Instructions for the task
Rewrite the records below, swapping each "data-point" for "plot-marker" and keeping everything else unchanged. Omit the pictures.

Provided records

* * * *

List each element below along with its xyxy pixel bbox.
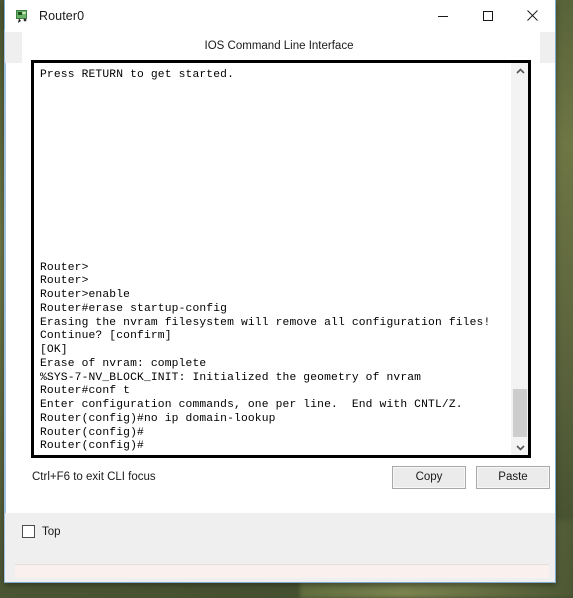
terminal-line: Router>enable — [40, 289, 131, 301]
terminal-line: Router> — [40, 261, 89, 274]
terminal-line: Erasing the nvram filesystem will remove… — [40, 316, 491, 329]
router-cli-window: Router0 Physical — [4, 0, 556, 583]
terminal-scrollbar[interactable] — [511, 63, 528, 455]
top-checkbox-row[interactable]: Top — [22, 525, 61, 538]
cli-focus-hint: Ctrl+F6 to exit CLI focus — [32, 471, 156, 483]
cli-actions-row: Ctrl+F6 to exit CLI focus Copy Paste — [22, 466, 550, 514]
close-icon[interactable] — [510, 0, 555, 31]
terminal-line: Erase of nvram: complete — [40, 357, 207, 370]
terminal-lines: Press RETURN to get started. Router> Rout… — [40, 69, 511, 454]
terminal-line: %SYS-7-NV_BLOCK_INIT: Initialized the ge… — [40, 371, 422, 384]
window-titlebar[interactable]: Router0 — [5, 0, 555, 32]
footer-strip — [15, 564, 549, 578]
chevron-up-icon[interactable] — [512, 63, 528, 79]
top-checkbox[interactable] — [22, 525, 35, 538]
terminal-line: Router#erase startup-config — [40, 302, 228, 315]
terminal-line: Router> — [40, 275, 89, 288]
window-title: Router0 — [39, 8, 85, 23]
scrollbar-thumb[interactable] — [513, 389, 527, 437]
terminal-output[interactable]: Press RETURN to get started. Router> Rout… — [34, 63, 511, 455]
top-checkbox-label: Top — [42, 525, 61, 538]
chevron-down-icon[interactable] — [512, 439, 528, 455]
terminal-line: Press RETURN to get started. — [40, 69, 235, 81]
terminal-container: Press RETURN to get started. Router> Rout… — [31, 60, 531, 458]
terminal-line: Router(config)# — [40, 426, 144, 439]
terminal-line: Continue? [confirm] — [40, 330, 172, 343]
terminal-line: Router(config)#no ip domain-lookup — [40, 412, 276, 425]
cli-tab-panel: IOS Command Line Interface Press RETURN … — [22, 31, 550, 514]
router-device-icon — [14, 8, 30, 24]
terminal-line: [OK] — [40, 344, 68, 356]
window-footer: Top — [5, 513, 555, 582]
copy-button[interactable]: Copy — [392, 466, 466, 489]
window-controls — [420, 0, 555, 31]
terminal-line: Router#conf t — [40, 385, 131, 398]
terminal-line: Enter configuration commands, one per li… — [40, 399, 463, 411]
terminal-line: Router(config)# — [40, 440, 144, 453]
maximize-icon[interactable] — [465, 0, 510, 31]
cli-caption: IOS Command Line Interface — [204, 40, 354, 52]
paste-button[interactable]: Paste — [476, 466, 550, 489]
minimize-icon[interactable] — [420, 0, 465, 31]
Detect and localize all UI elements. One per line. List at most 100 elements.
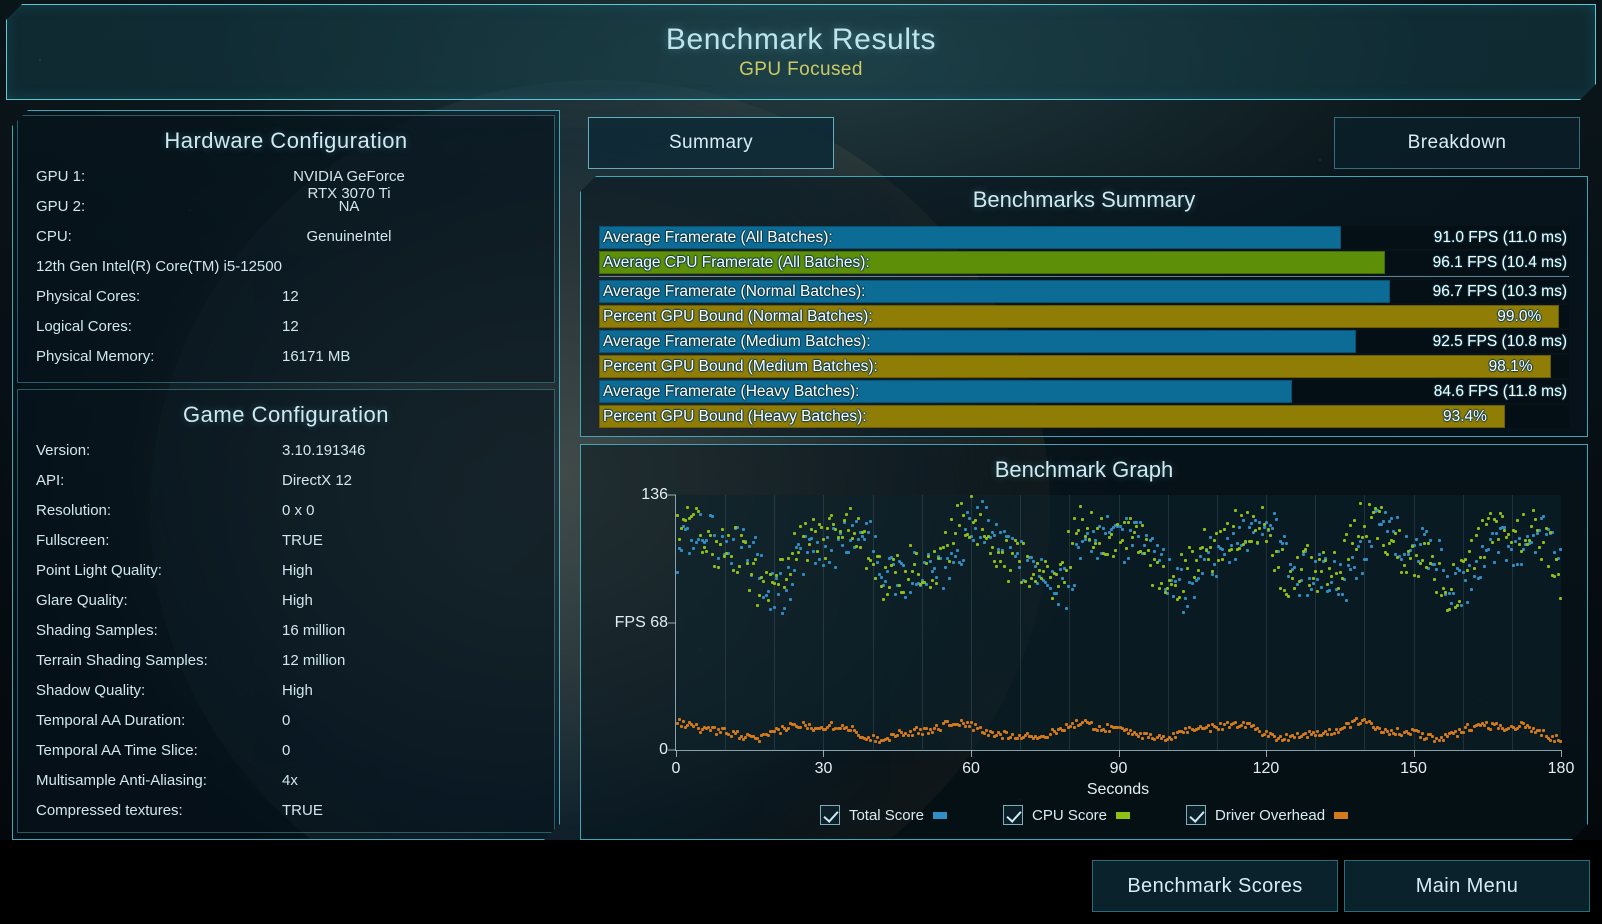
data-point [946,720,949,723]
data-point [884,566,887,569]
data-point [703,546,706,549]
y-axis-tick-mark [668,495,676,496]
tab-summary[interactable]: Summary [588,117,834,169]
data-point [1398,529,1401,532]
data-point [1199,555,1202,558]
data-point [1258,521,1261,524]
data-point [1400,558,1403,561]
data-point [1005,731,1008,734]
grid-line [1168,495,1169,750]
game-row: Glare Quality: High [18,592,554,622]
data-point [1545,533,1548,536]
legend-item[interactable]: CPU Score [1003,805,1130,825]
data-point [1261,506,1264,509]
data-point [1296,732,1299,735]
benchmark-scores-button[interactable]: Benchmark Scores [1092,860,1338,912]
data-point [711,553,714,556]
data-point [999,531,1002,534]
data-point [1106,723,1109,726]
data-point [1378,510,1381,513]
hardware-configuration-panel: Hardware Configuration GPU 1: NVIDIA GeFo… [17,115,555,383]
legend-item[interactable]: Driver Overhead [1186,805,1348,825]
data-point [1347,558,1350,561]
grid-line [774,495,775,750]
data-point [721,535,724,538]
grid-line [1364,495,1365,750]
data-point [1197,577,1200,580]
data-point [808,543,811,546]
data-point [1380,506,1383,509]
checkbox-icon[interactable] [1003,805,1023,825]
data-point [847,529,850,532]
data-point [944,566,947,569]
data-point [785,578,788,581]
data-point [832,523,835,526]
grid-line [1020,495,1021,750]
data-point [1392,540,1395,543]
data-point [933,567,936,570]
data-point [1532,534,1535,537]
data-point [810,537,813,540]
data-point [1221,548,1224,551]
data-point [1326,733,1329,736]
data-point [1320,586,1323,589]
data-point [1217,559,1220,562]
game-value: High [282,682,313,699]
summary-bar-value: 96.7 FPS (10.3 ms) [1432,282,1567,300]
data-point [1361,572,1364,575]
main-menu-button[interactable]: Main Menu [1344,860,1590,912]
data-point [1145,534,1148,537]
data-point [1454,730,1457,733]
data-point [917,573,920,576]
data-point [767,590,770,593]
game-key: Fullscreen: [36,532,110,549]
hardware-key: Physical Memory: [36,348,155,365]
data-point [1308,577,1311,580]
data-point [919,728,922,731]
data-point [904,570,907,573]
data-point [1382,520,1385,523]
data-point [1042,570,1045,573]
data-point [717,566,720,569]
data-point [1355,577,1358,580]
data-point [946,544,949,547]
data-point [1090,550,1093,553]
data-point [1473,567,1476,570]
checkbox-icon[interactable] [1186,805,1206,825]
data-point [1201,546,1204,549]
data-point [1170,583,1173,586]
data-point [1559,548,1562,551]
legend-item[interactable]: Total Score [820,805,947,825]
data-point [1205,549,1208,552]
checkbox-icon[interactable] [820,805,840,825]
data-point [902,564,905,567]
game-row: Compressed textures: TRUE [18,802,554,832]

* * * *

Task response
List each element below along with its xyxy pixel bbox.
terminal-line: Router>enable — [40, 289, 131, 301]
terminal-line: Router> — [40, 261, 89, 274]
terminal-line: Erasing the nvram filesystem will remove… — [40, 316, 491, 329]
router-cli-window: Router0 Physical — [4, 0, 556, 583]
terminal-scrollbar[interactable] — [511, 63, 528, 455]
top-checkbox-row[interactable]: Top — [22, 525, 61, 538]
cli-focus-hint: Ctrl+F6 to exit CLI focus — [32, 471, 156, 483]
cli-actions-row: Ctrl+F6 to exit CLI focus Copy Paste — [22, 466, 550, 514]
close-icon[interactable] — [510, 0, 555, 31]
terminal-line: Erase of nvram: complete — [40, 357, 207, 370]
terminal-lines: Press RETURN to get started. Router> Rout… — [40, 69, 511, 454]
terminal-line: %SYS-7-NV_BLOCK_INIT: Initialized the ge… — [40, 371, 422, 384]
window-titlebar[interactable]: Router0 — [5, 0, 555, 32]
footer-strip — [15, 564, 549, 578]
chevron-up-icon[interactable] — [512, 63, 528, 79]
top-checkbox[interactable] — [22, 525, 35, 538]
terminal-line: Router#erase startup-config — [40, 302, 228, 315]
terminal-line: Router> — [40, 275, 89, 288]
window-title: Router0 — [39, 8, 85, 23]
scrollbar-thumb[interactable] — [513, 389, 527, 437]
terminal-output[interactable]: Press RETURN to get started. Router> Rout… — [34, 63, 511, 455]
top-checkbox-label: Top — [42, 525, 61, 538]
chevron-down-icon[interactable] — [512, 439, 528, 455]
terminal-line: Press RETURN to get started. — [40, 69, 235, 81]
terminal-container: Press RETURN to get started. Router> Rout… — [31, 60, 531, 458]
terminal-line: Router(config)# — [40, 426, 144, 439]
terminal-line: Continue? [confirm] — [40, 330, 172, 343]
terminal-line: Router(config)#no ip domain-lookup — [40, 412, 276, 425]
cli-tab-panel: IOS Command Line Interface Press RETURN … — [22, 31, 550, 514]
router-device-icon — [14, 8, 30, 24]
terminal-line: [OK] — [40, 344, 68, 356]
window-footer: Top — [5, 513, 555, 582]
copy-button[interactable]: Copy — [392, 466, 466, 489]
window-controls — [420, 0, 555, 31]
terminal-line: Router#conf t — [40, 385, 131, 398]
terminal-line: Enter configuration commands, one per li… — [40, 399, 463, 411]
terminal-line: Router(config)# — [40, 440, 144, 453]
maximize-icon[interactable] — [465, 0, 510, 31]
cli-caption: IOS Command Line Interface — [204, 40, 354, 52]
paste-button[interactable]: Paste — [476, 466, 550, 489]
minimize-icon[interactable] — [420, 0, 465, 31]
Detect and localize all UI elements. One per line. List at most 100 elements.
plot-marker [946,720,949,723]
plot-marker [884,566,887,569]
plot-marker [703,546,706,549]
y-axis-tick-mark [668,495,676,496]
tab-summary[interactable]: Summary [588,117,834,169]
plot-marker [1398,529,1401,532]
plot-marker [1199,555,1202,558]
plot-marker [1258,521,1261,524]
plot-marker [1400,558,1403,561]
plot-marker [1005,731,1008,734]
grid-line [1168,495,1169,750]
game-row: Glare Quality: High [18,592,554,622]
plot-marker [1545,533,1548,536]
legend-item[interactable]: CPU Score [1003,805,1130,825]
plot-marker [1261,506,1264,509]
plot-marker [1296,732,1299,735]
benchmark-scores-button[interactable]: Benchmark Scores [1092,860,1338,912]
plot-marker [711,553,714,556]
plot-marker [999,531,1002,534]
plot-marker [1106,723,1109,726]
plot-marker [1378,510,1381,513]
hardware-configuration-panel: Hardware Configuration GPU 1: NVIDIA GeFo… [17,115,555,383]
legend-item[interactable]: Driver Overhead [1186,805,1348,825]
plot-marker [1347,558,1350,561]
grid-line [774,495,775,750]
plot-marker [721,535,724,538]
grid-line [1364,495,1365,750]
plot-marker [1197,577,1200,580]
plot-marker [808,543,811,546]
plot-marker [1380,506,1383,509]
checkbox-icon[interactable] [1003,805,1023,825]
plot-marker [847,529,850,532]
plot-marker [944,566,947,569]
plot-marker [785,578,788,581]
plot-marker [832,523,835,526]
grid-line [1020,495,1021,750]
plot-marker [1392,540,1395,543]
plot-marker [933,567,936,570]
plot-marker [1532,534,1535,537]
plot-marker [810,537,813,540]
plot-marker [1221,548,1224,551]
plot-marker [1326,733,1329,736]
plot-marker [1320,586,1323,589]
plot-marker [1217,559,1220,562]
game-value: High [282,682,313,699]
summary-bar-value: 96.7 FPS (10.3 ms) [1432,282,1567,300]
plot-marker [1361,572,1364,575]
main-menu-button[interactable]: Main Menu [1344,860,1590,912]
plot-marker [1145,534,1148,537]
plot-marker [1454,730,1457,733]
plot-marker [917,573,920,576]
plot-marker [767,590,770,593]
game-key: Fullscreen: [36,532,110,549]
hardware-key: Physical Memory: [36,348,155,365]
plot-marker [1308,577,1311,580]
plot-marker [919,728,922,731]
plot-marker [904,570,907,573]
plot-marker [1382,520,1385,523]
plot-marker [1042,570,1045,573]
plot-marker [717,566,720,569]
plot-marker [1355,577,1358,580]
plot-marker [946,544,949,547]
plot-marker [1090,550,1093,553]
plot-marker [1473,567,1476,570]
checkbox-icon[interactable] [1186,805,1206,825]
plot-marker [1201,546,1204,549]
plot-marker [1170,583,1173,586]
plot-marker [1559,548,1562,551]
legend-item[interactable]: Total Score [820,805,947,825]
plot-marker [1205,549,1208,552]
checkbox-icon[interactable] [820,805,840,825]
plot-marker [902,564,905,567]
game-row: Compressed textures: TRUE [18,802,554,832]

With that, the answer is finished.